Working data -

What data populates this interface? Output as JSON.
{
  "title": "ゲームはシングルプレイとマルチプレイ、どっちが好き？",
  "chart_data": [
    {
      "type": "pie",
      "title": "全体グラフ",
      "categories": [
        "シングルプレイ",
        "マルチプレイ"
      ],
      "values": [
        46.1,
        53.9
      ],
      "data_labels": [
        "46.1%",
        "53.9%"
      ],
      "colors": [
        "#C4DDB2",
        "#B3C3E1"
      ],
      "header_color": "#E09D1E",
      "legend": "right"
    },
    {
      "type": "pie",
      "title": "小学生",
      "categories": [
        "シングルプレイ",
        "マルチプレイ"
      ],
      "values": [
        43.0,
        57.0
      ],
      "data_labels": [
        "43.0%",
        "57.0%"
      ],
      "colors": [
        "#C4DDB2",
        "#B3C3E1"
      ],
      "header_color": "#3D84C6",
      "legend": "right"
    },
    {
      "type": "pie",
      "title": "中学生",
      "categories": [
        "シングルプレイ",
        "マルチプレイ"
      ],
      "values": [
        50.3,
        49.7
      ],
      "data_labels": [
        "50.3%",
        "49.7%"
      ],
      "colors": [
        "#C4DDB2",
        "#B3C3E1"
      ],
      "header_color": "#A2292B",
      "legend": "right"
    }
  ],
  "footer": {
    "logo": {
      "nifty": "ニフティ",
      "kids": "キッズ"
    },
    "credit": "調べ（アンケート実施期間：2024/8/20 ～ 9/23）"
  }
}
==
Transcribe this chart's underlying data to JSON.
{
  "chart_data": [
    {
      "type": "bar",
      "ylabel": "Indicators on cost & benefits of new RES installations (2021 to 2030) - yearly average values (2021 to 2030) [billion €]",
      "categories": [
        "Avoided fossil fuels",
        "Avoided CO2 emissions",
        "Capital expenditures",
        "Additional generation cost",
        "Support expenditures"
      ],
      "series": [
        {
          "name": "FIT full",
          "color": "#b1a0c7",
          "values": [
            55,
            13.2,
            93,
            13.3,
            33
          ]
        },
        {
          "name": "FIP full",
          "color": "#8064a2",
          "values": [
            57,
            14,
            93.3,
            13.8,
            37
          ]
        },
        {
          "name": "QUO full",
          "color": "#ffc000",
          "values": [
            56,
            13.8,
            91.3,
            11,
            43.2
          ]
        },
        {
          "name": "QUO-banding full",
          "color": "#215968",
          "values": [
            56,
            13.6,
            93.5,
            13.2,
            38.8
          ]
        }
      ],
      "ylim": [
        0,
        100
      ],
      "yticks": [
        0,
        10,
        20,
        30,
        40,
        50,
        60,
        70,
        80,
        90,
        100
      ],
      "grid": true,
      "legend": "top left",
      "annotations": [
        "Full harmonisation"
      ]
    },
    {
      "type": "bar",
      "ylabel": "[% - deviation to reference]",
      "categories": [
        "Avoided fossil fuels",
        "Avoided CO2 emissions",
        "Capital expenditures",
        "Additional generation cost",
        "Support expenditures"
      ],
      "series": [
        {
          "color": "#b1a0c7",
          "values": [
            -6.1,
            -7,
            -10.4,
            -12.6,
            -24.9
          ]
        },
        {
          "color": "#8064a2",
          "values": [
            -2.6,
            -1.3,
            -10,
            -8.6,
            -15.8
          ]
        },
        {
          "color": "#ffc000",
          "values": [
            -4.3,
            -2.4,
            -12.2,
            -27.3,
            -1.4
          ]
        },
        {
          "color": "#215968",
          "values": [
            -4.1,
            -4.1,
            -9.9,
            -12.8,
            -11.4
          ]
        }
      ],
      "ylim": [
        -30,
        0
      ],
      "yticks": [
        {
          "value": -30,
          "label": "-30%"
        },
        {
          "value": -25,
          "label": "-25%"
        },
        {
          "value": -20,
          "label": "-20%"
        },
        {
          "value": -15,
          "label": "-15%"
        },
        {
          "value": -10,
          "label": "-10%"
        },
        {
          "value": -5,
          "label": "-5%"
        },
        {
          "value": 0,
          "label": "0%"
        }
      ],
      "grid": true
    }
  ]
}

Problem to work on -
Pull every line holding "name" out of the records.

Answer to this exercise -
          "name": "FIT full",
          "name": "FIP full",
          "name": "QUO full",
          "name": "QUO-banding full",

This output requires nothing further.